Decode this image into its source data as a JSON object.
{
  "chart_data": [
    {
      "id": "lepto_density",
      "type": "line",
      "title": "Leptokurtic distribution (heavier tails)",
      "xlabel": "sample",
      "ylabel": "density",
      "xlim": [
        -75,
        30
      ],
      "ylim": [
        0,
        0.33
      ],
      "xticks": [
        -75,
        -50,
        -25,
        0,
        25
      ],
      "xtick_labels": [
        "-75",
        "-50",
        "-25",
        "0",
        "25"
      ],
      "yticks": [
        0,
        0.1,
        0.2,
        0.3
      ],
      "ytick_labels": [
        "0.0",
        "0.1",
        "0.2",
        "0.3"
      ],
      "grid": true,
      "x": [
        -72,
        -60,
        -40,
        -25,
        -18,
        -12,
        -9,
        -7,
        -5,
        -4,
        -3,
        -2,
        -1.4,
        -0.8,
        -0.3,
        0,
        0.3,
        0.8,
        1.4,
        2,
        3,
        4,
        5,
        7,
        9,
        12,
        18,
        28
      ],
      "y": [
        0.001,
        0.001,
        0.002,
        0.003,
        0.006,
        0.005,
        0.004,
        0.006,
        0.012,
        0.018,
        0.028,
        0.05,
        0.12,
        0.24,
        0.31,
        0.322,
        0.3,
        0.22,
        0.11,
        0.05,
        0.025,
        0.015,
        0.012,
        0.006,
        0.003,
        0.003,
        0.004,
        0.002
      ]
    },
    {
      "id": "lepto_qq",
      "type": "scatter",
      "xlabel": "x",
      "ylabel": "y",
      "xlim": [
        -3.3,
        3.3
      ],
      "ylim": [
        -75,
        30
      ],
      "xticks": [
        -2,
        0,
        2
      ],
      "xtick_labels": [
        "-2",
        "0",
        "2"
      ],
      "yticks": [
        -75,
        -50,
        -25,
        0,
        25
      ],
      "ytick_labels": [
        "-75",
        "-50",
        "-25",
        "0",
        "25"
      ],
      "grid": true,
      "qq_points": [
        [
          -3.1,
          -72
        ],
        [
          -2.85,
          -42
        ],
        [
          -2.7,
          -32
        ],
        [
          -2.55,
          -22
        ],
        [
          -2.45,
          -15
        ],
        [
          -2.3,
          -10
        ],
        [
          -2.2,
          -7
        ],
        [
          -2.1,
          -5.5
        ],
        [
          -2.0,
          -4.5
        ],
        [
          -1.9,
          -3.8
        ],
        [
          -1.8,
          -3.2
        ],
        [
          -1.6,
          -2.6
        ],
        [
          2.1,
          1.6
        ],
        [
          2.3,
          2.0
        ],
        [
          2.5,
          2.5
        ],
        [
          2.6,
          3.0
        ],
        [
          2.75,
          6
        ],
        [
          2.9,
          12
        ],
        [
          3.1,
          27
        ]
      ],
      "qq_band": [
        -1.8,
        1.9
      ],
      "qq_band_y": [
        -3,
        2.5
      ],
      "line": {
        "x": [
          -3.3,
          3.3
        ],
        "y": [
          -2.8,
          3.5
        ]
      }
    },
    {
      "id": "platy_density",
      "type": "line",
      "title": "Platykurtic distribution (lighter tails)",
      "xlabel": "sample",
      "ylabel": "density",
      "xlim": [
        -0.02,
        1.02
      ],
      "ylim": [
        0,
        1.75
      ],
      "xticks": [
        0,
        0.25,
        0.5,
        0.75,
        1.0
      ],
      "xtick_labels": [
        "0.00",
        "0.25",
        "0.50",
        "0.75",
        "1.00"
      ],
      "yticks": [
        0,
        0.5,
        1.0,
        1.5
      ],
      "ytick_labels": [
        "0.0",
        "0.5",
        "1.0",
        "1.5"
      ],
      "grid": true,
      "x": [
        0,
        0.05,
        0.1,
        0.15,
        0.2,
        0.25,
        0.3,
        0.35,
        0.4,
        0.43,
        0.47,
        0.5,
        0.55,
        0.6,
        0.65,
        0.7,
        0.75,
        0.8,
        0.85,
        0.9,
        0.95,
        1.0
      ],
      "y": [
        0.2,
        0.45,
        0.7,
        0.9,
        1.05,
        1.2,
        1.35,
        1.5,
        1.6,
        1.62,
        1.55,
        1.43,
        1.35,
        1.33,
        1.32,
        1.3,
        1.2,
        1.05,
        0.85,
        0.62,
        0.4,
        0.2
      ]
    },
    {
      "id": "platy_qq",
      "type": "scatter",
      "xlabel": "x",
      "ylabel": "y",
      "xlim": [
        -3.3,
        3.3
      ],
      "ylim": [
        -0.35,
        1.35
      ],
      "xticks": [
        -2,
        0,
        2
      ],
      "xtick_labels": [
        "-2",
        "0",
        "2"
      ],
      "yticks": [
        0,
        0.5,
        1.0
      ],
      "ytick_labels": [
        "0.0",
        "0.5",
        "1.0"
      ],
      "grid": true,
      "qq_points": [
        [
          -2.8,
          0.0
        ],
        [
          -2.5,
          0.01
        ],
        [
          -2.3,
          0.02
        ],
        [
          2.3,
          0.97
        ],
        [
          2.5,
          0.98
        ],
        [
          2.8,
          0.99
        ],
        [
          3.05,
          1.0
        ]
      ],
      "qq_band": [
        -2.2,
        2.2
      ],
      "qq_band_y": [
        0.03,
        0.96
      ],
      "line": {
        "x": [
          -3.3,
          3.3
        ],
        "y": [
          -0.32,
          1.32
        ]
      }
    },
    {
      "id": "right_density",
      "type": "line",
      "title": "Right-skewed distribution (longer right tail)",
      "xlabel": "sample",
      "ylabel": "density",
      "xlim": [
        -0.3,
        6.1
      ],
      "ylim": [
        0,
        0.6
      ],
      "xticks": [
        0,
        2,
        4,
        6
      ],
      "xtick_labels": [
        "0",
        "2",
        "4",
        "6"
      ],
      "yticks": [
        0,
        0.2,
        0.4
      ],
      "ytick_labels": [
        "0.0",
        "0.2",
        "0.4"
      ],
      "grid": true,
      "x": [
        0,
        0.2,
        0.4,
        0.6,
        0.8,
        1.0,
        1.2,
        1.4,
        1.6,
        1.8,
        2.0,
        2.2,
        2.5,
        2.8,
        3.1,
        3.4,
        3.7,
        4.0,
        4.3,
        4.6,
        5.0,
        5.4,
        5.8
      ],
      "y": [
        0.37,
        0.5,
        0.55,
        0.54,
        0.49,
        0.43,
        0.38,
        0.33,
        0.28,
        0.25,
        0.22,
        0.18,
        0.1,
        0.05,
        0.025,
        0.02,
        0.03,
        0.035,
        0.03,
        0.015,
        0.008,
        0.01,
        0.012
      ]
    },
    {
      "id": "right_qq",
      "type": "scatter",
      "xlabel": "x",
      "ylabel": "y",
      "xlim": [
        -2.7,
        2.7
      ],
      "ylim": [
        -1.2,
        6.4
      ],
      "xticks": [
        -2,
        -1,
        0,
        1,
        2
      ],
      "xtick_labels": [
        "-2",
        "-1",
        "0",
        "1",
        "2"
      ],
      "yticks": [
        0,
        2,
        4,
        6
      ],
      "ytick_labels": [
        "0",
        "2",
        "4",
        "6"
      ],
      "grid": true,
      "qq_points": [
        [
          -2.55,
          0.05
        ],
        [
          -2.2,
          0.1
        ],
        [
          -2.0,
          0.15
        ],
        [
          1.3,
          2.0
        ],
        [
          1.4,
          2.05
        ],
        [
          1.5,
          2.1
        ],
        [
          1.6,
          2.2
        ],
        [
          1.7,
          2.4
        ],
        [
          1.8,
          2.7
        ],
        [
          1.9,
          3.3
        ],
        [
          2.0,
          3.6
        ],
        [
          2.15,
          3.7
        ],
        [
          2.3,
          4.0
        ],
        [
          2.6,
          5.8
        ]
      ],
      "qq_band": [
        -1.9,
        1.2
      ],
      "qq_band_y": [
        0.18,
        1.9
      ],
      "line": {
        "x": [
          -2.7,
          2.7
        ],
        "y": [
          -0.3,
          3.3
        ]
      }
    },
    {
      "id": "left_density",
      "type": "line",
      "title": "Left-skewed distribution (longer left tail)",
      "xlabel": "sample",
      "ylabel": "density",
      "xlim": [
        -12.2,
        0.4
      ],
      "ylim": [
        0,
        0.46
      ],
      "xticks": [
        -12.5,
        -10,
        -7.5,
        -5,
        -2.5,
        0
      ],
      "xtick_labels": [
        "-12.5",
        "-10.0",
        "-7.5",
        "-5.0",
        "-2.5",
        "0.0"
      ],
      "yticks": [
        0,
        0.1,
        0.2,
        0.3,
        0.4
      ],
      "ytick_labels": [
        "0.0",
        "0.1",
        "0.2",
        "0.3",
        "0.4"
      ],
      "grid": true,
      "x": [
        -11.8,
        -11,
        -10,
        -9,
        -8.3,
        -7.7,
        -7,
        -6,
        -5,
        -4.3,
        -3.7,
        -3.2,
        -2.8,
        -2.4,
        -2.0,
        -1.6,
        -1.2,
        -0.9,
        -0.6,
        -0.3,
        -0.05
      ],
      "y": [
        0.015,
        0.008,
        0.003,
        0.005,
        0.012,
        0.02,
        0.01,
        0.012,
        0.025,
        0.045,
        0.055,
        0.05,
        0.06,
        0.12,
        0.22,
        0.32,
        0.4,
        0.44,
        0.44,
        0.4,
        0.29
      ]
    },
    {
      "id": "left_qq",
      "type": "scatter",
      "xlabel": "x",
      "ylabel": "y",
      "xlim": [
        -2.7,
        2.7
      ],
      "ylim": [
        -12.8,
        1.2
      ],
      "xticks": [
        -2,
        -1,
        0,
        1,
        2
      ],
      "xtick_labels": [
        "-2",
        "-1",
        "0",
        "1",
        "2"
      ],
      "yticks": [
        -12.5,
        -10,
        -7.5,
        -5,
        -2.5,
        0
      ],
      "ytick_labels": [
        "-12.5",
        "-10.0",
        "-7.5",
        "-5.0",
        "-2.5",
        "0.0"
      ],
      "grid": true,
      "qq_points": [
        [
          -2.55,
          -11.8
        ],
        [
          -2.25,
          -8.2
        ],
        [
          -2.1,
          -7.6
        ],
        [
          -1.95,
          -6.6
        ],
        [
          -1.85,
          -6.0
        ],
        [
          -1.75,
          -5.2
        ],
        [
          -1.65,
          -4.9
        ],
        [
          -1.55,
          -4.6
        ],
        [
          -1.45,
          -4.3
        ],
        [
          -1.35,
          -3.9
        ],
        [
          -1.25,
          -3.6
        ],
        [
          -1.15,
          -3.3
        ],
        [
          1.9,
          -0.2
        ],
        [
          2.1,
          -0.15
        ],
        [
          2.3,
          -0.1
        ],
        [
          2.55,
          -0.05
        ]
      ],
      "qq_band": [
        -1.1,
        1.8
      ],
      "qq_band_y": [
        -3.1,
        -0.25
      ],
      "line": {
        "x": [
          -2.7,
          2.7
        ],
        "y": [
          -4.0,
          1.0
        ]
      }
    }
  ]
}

= = = =

Task requirements:
From the material above, gather all lines that include the string "longer" and copy them.

Full solution:
      "title": "Right-skewed distribution (longer right tail)",
      "title": "Left-skewed distribution (longer left tail)",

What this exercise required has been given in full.